[Stored records]
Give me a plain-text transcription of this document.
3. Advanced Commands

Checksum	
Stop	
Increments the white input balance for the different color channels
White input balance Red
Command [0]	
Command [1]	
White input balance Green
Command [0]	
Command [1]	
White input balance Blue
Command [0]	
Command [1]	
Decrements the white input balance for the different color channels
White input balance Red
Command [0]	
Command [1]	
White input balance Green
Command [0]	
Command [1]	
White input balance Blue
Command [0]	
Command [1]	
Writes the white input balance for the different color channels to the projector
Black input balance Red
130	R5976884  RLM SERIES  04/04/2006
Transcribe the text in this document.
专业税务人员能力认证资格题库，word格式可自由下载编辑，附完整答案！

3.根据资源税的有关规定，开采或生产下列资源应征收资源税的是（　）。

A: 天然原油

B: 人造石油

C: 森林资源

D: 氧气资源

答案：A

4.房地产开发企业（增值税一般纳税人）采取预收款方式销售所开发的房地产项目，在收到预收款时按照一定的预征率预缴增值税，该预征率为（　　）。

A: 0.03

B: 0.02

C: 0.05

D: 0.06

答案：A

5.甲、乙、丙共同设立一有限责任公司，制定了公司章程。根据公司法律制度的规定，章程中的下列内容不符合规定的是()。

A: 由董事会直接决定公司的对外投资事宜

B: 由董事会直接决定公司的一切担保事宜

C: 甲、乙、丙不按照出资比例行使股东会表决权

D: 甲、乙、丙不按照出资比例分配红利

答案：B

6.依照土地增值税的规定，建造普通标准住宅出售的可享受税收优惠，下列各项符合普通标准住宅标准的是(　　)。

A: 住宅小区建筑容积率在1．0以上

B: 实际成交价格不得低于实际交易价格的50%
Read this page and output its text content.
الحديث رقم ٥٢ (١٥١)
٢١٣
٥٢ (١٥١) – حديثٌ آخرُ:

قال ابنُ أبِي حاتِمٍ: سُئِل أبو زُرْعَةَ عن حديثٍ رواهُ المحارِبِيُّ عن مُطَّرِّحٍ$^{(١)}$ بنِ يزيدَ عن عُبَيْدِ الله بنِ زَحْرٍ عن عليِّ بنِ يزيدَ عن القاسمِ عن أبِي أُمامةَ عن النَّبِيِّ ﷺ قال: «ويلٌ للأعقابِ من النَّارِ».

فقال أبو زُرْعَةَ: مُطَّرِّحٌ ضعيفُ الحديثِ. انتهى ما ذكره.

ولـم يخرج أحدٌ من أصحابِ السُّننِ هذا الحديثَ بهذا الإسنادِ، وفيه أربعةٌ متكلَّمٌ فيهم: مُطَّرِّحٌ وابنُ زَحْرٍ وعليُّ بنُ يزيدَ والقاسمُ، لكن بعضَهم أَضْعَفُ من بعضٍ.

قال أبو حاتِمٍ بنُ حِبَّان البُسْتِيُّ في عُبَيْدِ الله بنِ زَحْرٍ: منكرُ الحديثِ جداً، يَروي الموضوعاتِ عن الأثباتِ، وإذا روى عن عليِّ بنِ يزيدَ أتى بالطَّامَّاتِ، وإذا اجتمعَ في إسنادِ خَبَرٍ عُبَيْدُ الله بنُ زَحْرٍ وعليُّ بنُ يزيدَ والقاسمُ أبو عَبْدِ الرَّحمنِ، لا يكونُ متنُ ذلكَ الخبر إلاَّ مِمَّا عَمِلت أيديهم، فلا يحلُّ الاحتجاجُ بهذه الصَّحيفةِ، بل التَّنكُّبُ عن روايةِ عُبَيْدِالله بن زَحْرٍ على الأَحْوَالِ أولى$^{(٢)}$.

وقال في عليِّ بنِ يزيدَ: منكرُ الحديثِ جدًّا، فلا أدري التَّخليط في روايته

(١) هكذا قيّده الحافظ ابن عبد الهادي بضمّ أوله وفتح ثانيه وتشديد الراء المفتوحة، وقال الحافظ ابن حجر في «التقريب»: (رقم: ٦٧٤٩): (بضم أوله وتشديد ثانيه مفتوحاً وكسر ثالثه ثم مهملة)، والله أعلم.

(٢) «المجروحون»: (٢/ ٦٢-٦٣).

**Problem details**
Show every line from the entries above in which the word "input" appears.

**Task output**
Increments the white input balance for the different color channels
White input balance Red
White input balance Green
White input balance Blue
Decrements the white input balance for the different color channels
White input balance Red
White input balance Green
White input balance Blue
Writes the white input balance for the different color channels to the projector
Black input balance Red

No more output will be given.